**ENTRIES SUPPLIED**
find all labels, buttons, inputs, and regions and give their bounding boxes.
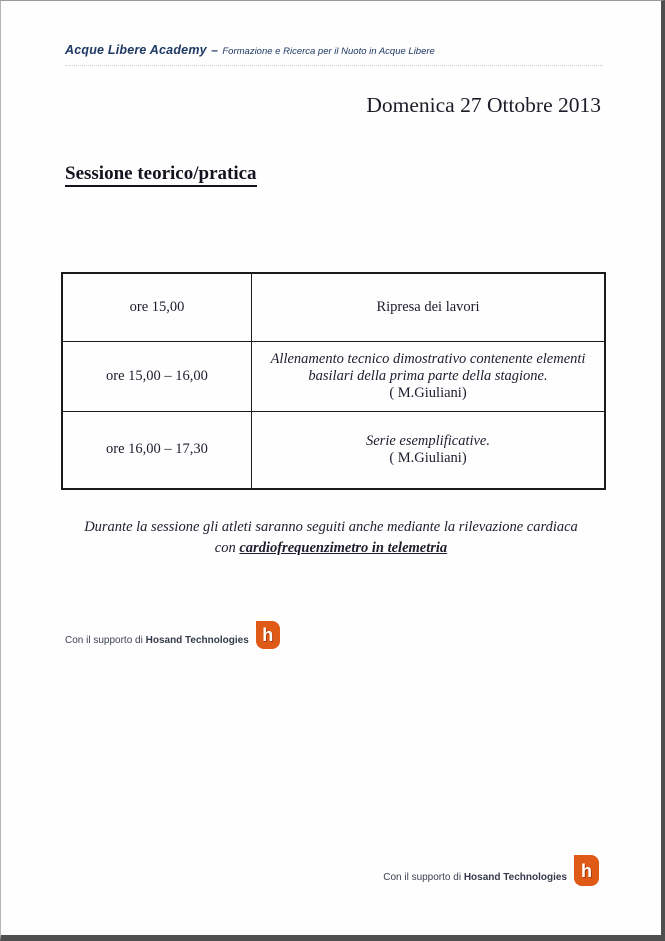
brand-name: Acque Libere Academy [65,43,207,57]
sponsor-prefix: Con il supporto di [383,872,464,883]
sponsor-name: Hosand Technologies [463,872,567,883]
hosand-logo-icon: h [574,855,599,886]
sponsor-name: Hosand Technologies [145,635,249,646]
brand-tagline: Formazione e Ricerca per il Nuoto in Acque Libere [222,46,435,57]
activity-cell [252,411,606,489]
time-cell: ore 16,00 – 17,30 [62,411,252,489]
table-row [62,273,605,341]
schedule-table [61,272,606,490]
activity-text: Ripresa dei lavori [376,298,480,315]
section-title [65,163,257,185]
date-heading: Domenica 27 Ottobre 2013 [366,93,601,117]
letterhead [65,41,603,66]
sponsor-block-left [65,621,280,649]
table-row [62,411,605,489]
activity-text: Allenamento tecnico dimostrativo contenente elementi basilari della prima parte della stagione. [270,350,586,384]
hosand-logo-icon: h [256,621,280,649]
header-separator: – [211,43,218,57]
sponsor-text [383,872,567,886]
note-line2-prefix: con [214,540,240,557]
table-row [62,341,605,411]
presenter-text: ( M.Giuliani) [389,449,467,466]
activity-cell [252,273,606,341]
time-cell: ore 15,00 – 16,00 [62,341,252,411]
presenter-text: ( M.Giuliani) [389,384,467,401]
sponsor-text [65,635,249,649]
sponsor-prefix: Con il supporto di [65,635,146,646]
activity-cell [252,341,606,411]
session-note [36,517,626,559]
section-title-text: Sessione teorico/pratica [65,163,257,187]
sponsor-block-bottom [383,855,599,886]
note-emphasis: cardiofrequenzimetro in telemetria [239,540,448,557]
activity-text: Serie esemplificative. [365,432,490,449]
time-cell: ore 15,00 [62,273,252,341]
note-line1: Durante la sessione gli atleti saranno seguiti anche mediante la rilevazione cardiaca [84,519,578,535]
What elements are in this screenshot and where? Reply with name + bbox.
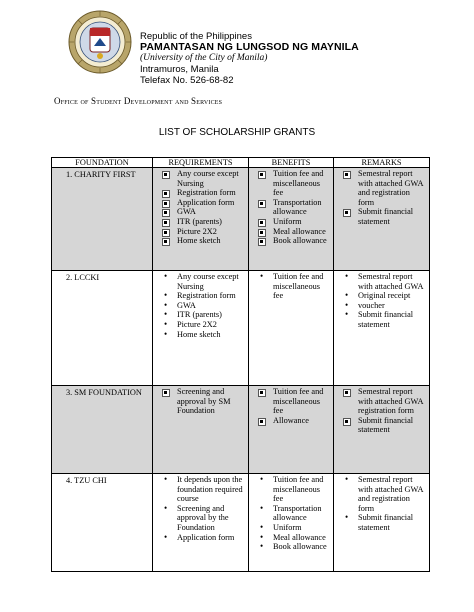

**GIVEN INSTRUCTION**
Could you update the material above by changing every "activity-text" to "activity-label", keeping everything else unchanged and leaving the pictures out?

**RESPONSE TO THE TASK**
find all labels, buttons, inputs, and regions and give their bounding boxes.
brand-name: Acque Libere Academy [65,43,207,57]
sponsor-prefix: Con il supporto di [383,872,464,883]
sponsor-name: Hosand Technologies [463,872,567,883]
hosand-logo-icon: h [574,855,599,886]
sponsor-name: Hosand Technologies [145,635,249,646]
brand-tagline: Formazione e Ricerca per il Nuoto in Acque Libere [222,46,435,57]
activity-cell [252,411,606,489]
time-cell: ore 16,00 – 17,30 [62,411,252,489]
table-row [62,273,605,341]
schedule-table [61,272,606,490]
activity-label: Ripresa dei lavori [376,298,480,315]
section-title [65,163,257,185]
date-heading: Domenica 27 Ottobre 2013 [366,93,601,117]
letterhead [65,41,603,66]
sponsor-block-left [65,621,280,649]
table-row [62,411,605,489]
activity-label: Allenamento tecnico dimostrativo contenente elementi basilari della prima parte della stagione. [270,350,586,384]
hosand-logo-icon: h [256,621,280,649]
header-separator: – [211,43,218,57]
sponsor-text [383,872,567,886]
note-line2-prefix: con [214,540,240,557]
table-row [62,341,605,411]
presenter-text: ( M.Giuliani) [389,449,467,466]
activity-cell [252,273,606,341]
time-cell: ore 15,00 – 16,00 [62,341,252,411]
presenter-text: ( M.Giuliani) [389,384,467,401]
sponsor-text [65,635,249,649]
sponsor-prefix: Con il supporto di [65,635,146,646]
activity-cell [252,341,606,411]
session-note [36,517,626,559]
section-title-text: Sessione teorico/pratica [65,163,257,187]
sponsor-block-bottom [383,855,599,886]
note-emphasis: cardiofrequenzimetro in telemetria [239,540,448,557]
activity-label: Serie esemplificative. [365,432,490,449]
time-cell: ore 15,00 [62,273,252,341]
note-line1: Durante la sessione gli atleti saranno seguiti anche mediante la rilevazione cardiaca [84,519,578,535]
What elements are in this screenshot and where? Reply with name + bbox.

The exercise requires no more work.